» **Task**:
Locate the lines where "sydligste" occurs and copy them as they stand.

[Saved entries]
%%
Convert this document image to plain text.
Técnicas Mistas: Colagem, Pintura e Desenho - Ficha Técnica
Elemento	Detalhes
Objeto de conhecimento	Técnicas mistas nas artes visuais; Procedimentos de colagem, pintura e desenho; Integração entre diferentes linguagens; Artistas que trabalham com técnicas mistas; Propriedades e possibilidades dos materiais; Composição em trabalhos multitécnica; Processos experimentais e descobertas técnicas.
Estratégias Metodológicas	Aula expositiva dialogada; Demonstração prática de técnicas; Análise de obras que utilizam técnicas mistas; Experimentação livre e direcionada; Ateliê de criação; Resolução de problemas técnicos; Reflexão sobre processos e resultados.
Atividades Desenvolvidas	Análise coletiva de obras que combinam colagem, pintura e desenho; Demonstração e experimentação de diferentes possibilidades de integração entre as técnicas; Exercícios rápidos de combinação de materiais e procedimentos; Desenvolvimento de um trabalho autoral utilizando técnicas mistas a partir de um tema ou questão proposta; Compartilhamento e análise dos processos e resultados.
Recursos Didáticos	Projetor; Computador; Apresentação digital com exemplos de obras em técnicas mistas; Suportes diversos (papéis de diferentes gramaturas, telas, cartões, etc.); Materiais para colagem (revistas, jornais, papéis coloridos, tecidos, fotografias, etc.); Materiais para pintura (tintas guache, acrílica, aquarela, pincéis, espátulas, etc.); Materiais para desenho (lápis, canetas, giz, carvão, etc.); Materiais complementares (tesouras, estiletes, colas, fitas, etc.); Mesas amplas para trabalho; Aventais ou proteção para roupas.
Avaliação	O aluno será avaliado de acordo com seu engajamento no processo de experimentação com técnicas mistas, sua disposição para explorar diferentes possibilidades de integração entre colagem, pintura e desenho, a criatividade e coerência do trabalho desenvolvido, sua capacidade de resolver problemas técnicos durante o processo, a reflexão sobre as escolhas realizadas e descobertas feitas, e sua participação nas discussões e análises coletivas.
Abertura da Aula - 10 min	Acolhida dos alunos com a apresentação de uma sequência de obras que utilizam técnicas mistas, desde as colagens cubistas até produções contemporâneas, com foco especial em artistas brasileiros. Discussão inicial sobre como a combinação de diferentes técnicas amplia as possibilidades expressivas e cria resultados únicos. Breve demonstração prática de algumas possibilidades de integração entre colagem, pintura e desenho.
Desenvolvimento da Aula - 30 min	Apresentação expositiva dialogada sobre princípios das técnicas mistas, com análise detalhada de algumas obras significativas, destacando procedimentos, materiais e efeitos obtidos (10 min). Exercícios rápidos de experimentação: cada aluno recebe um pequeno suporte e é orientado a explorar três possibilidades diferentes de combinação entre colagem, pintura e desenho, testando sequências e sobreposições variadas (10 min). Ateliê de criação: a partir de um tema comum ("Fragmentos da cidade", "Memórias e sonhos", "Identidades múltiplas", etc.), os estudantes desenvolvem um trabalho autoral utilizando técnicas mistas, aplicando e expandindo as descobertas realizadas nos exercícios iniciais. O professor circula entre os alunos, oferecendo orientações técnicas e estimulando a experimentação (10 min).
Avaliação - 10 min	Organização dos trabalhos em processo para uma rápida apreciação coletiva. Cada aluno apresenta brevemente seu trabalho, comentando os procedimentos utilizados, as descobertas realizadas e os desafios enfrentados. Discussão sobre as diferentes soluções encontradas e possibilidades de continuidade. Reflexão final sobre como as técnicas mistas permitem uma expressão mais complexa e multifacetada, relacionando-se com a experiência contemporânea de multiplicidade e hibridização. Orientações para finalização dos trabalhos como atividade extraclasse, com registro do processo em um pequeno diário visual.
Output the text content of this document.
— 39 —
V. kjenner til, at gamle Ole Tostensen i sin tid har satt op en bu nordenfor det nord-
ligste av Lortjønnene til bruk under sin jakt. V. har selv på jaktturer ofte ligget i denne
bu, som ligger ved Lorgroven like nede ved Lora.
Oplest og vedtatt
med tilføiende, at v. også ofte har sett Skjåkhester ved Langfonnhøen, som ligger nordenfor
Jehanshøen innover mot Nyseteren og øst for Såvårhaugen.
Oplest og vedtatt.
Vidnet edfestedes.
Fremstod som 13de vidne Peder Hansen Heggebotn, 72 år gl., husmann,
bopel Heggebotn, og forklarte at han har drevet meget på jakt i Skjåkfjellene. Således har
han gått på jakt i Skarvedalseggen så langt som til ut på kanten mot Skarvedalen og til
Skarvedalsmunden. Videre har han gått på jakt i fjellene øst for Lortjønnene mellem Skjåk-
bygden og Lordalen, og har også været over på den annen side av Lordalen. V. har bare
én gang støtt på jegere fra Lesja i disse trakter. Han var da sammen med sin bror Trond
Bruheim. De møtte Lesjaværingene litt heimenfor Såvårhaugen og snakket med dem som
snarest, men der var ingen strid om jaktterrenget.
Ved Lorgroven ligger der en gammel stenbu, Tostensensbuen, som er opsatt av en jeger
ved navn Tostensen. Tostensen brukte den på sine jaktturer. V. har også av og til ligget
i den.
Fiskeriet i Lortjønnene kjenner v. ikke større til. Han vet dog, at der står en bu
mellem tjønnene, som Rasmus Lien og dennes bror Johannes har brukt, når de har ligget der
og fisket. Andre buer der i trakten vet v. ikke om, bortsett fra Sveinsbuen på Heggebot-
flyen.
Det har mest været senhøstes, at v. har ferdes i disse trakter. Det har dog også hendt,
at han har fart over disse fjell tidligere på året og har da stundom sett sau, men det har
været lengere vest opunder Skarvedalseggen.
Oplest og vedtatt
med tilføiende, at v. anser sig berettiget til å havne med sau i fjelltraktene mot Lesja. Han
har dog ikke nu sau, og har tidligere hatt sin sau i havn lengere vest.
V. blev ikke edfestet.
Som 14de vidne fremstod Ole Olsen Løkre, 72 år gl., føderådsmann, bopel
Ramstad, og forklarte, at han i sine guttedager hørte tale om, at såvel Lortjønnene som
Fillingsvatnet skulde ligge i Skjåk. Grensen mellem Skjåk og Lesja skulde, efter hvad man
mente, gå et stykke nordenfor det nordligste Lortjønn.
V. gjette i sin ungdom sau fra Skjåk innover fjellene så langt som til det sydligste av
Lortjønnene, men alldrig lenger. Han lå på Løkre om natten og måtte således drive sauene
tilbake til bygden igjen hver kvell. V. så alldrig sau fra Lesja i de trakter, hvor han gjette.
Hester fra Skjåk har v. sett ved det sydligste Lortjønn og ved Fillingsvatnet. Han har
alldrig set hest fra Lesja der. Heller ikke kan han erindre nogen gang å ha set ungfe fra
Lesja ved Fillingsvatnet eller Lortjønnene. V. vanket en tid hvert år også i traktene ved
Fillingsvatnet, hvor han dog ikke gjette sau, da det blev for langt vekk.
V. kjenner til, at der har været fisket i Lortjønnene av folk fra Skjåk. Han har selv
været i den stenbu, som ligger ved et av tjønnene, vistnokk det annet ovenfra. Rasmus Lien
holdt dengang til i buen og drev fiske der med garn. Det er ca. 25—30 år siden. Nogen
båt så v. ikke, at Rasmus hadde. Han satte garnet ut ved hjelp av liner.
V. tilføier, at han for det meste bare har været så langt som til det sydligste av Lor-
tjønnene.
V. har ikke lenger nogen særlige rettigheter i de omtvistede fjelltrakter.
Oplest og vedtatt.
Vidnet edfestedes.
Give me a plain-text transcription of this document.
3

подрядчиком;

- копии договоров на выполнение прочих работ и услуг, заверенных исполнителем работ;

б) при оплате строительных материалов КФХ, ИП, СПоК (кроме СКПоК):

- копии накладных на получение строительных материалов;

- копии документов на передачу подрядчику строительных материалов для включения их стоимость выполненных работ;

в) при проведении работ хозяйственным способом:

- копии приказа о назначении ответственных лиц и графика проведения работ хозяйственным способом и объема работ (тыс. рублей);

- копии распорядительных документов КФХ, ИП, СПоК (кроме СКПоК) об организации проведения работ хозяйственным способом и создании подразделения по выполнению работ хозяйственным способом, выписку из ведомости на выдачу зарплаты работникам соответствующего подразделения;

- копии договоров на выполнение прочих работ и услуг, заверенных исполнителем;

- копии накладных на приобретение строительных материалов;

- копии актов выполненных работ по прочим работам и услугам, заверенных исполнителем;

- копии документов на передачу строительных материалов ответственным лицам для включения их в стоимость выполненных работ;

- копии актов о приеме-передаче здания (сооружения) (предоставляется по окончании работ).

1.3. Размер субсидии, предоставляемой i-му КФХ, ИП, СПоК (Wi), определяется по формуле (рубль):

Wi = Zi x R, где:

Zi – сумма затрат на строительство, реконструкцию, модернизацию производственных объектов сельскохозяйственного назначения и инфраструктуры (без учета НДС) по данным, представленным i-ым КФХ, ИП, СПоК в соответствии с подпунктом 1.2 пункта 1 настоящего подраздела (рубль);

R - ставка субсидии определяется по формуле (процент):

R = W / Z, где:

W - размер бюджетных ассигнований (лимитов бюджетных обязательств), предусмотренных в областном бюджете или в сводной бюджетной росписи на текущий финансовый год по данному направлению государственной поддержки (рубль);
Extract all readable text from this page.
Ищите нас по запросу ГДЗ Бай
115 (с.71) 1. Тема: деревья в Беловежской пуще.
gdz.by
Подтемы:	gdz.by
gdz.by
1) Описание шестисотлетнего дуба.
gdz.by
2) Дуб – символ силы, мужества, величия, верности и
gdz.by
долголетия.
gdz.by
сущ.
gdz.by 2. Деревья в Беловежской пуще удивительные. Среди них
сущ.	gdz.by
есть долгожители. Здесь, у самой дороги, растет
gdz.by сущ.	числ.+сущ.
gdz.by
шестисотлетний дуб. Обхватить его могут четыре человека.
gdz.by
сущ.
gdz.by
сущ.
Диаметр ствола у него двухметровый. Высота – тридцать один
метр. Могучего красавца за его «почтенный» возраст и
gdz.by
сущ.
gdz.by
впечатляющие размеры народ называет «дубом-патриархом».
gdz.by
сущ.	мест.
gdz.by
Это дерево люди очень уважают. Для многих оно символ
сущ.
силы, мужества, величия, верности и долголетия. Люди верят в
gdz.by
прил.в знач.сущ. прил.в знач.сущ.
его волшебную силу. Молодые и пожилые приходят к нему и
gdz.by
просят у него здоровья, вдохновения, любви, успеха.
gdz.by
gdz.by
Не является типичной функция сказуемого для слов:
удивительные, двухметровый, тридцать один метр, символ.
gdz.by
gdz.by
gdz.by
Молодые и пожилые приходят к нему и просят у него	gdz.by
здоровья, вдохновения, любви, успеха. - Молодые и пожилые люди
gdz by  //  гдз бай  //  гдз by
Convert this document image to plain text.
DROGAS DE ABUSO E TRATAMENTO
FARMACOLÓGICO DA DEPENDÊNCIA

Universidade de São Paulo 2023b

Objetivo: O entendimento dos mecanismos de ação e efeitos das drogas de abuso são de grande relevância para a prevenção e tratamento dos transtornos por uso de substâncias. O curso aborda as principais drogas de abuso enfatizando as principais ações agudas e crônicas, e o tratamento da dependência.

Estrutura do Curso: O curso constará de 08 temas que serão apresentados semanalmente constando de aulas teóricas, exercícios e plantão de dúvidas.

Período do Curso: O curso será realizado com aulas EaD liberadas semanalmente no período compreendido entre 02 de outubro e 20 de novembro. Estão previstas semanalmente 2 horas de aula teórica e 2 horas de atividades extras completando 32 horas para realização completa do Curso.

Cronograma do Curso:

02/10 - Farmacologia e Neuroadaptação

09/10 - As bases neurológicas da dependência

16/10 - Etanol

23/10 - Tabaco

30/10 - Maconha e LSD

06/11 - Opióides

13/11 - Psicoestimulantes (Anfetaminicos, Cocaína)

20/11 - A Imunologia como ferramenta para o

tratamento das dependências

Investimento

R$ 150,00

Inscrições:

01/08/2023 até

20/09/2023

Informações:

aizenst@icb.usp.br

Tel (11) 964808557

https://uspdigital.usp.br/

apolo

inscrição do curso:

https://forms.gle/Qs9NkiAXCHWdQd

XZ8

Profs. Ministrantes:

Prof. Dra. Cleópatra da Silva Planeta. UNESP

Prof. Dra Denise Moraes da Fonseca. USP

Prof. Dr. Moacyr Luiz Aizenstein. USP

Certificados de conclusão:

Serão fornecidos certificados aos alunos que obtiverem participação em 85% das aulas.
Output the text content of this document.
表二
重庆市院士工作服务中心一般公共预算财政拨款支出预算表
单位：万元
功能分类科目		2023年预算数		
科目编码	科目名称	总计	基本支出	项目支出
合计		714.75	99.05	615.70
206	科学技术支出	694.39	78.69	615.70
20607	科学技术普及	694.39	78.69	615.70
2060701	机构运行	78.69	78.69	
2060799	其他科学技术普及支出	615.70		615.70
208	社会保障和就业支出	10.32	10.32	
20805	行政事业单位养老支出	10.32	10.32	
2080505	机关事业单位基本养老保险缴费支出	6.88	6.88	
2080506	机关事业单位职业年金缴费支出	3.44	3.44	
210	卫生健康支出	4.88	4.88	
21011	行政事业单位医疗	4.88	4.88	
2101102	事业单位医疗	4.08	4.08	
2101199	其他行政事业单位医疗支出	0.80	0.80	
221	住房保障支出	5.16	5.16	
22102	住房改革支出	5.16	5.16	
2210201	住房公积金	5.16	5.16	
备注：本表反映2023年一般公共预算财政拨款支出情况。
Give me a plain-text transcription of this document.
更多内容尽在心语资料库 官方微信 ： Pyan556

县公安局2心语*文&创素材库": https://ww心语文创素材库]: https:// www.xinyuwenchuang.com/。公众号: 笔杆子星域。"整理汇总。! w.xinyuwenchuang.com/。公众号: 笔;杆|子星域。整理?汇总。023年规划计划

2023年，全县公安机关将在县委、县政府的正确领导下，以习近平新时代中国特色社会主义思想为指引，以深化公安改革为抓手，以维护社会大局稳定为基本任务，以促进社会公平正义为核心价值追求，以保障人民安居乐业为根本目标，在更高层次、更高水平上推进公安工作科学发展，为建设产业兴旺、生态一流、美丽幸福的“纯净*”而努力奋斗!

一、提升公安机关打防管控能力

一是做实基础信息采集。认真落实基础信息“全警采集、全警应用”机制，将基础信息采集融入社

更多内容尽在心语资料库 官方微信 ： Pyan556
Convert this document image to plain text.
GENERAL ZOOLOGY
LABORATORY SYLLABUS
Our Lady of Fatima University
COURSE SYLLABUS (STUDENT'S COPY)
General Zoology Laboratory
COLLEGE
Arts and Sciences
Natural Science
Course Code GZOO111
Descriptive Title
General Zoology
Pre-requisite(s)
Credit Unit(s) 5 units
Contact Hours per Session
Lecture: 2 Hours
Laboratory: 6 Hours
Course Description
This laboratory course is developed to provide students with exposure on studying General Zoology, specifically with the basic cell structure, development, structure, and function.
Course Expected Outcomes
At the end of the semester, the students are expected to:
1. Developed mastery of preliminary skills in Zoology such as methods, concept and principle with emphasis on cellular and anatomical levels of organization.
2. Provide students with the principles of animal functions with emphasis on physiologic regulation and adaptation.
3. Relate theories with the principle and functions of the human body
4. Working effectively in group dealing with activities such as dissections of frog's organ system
%%
» **Task response**:
V. gjette i sin ungdom sau fra Skjåk innover fjellene så langt som til det sydligste av
Hester fra Skjåk har v. sett ved det sydligste Lortjønn og ved Fillingsvatnet. Han har
V. tilføier, at han for det meste bare har været så langt som til det sydligste av Lor-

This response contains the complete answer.